*** Data entries
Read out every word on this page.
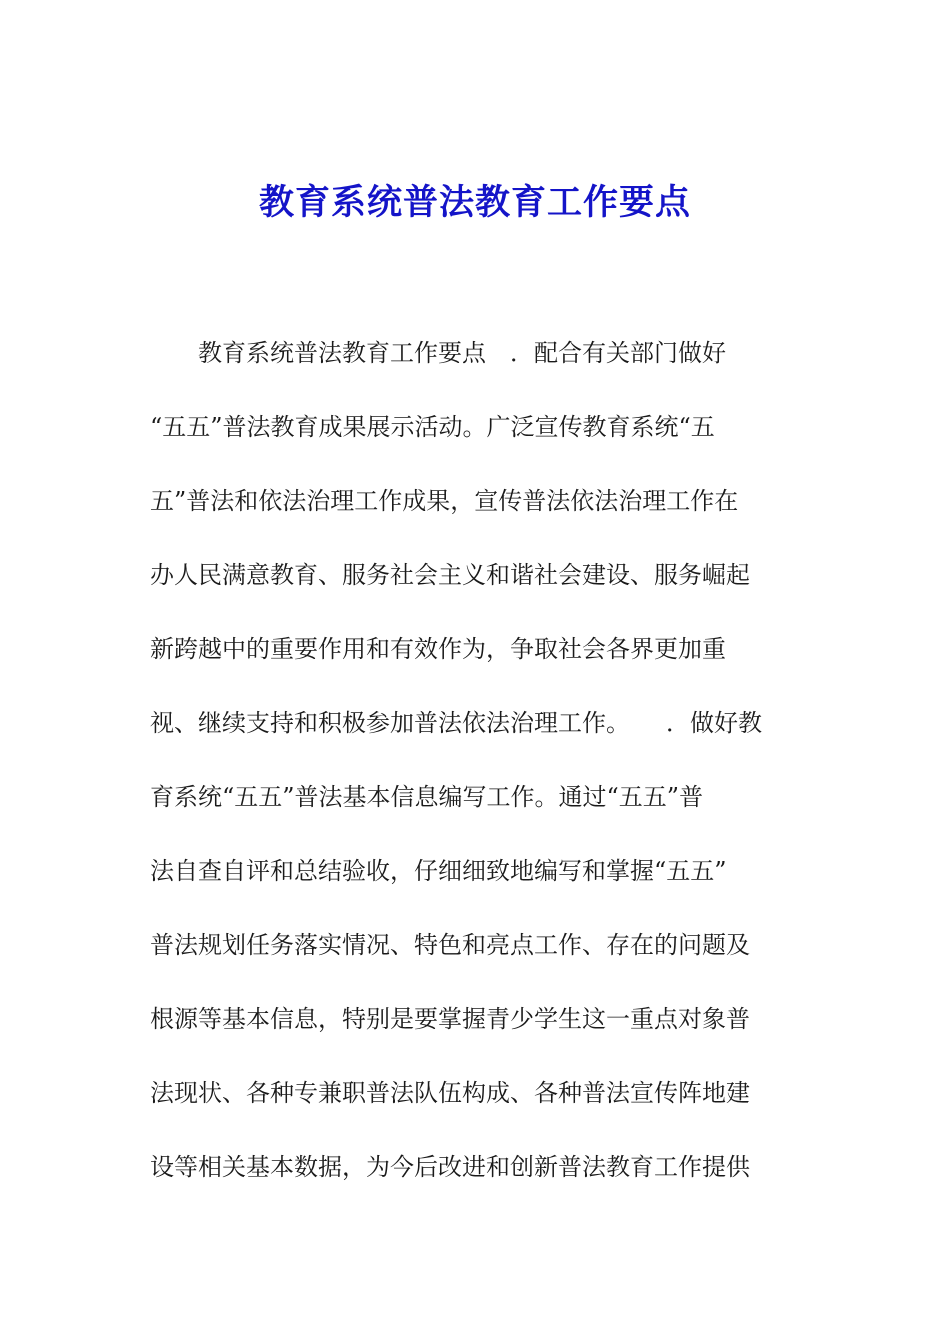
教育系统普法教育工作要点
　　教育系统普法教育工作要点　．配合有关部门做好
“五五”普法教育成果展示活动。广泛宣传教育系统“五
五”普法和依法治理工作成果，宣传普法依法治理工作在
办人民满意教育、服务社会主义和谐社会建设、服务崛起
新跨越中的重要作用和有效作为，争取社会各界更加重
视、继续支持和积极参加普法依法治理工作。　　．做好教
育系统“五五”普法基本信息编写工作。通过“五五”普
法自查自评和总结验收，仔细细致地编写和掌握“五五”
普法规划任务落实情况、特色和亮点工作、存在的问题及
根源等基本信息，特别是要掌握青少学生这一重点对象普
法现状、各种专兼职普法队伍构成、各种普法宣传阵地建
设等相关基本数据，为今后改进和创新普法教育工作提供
******
• _Task goal_
Without including the pictures, return each record above exactly as it stands.

• _Full solution_
Read out every word on this page.
教育系统普法教育工作要点
　　教育系统普法教育工作要点　．配合有关部门做好
“五五”普法教育成果展示活动。广泛宣传教育系统“五
五”普法和依法治理工作成果，宣传普法依法治理工作在
办人民满意教育、服务社会主义和谐社会建设、服务崛起
新跨越中的重要作用和有效作为，争取社会各界更加重
视、继续支持和积极参加普法依法治理工作。　　．做好教
育系统“五五”普法基本信息编写工作。通过“五五”普
法自查自评和总结验收，仔细细致地编写和掌握“五五”
普法规划任务落实情况、特色和亮点工作、存在的问题及
根源等基本信息，特别是要掌握青少学生这一重点对象普
法现状、各种专兼职普法队伍构成、各种普法宣传阵地建
设等相关基本数据，为今后改进和创新普法教育工作提供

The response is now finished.